[YOUR INSTRUCTIONS] Print the entire listing. Each line must match the original exactly.
---------- INFORMATION GIVEN ----------
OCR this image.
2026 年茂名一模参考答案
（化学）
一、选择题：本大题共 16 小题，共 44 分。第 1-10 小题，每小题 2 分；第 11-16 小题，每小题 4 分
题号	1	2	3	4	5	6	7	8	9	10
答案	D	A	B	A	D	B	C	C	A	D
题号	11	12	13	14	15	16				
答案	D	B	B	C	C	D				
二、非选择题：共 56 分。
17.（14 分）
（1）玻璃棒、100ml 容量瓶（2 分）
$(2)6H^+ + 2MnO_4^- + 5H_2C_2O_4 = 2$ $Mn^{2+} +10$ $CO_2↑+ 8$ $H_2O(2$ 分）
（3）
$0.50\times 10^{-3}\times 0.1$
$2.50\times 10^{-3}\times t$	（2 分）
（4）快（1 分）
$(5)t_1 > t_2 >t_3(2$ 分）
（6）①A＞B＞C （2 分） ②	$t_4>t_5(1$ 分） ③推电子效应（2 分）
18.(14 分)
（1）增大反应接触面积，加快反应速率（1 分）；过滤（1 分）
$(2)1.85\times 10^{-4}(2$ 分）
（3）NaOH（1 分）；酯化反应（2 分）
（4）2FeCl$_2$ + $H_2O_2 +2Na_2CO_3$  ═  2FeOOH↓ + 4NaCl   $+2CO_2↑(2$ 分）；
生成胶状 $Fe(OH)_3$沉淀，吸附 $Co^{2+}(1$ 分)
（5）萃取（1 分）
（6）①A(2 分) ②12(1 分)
----------
[SOLUTION FOR THIS EXERCISE]
OCR this image.
2026 年茂名一模参考答案
（化学）
一、选择题：本大题共 16 小题，共 44 分。第 1-10 小题，每小题 2 分；第 11-16 小题，每小题 4 分
题号	1	2	3	4	5	6	7	8	9	10
答案	D	A	B	A	D	B	C	C	A	D
题号	11	12	13	14	15	16				
答案	D	B	B	C	C	D				
二、非选择题：共 56 分。
17.（14 分）
（1）玻璃棒、100ml 容量瓶（2 分）
$(2)6H^+ + 2MnO_4^- + 5H_2C_2O_4 = 2$ $Mn^{2+} +10$ $CO_2↑+ 8$ $H_2O(2$ 分）
（3）
$0.50\times 10^{-3}\times 0.1$
$2.50\times 10^{-3}\times t$	（2 分）
（4）快（1 分）
$(5)t_1 > t_2 >t_3(2$ 分）
（6）①A＞B＞C （2 分） ②	$t_4>t_5(1$ 分） ③推电子效应（2 分）
18.(14 分)
（1）增大反应接触面积，加快反应速率（1 分）；过滤（1 分）
$(2)1.85\times 10^{-4}(2$ 分）
（3）NaOH（1 分）；酯化反应（2 分）
（4）2FeCl$_2$ + $H_2O_2 +2Na_2CO_3$  ═  2FeOOH↓ + 4NaCl   $+2CO_2↑(2$ 分）；
生成胶状 $Fe(OH)_3$沉淀，吸附 $Co^{2+}(1$ 分)
（5）萃取（1 分）
（6）①A(2 分) ②12(1 分)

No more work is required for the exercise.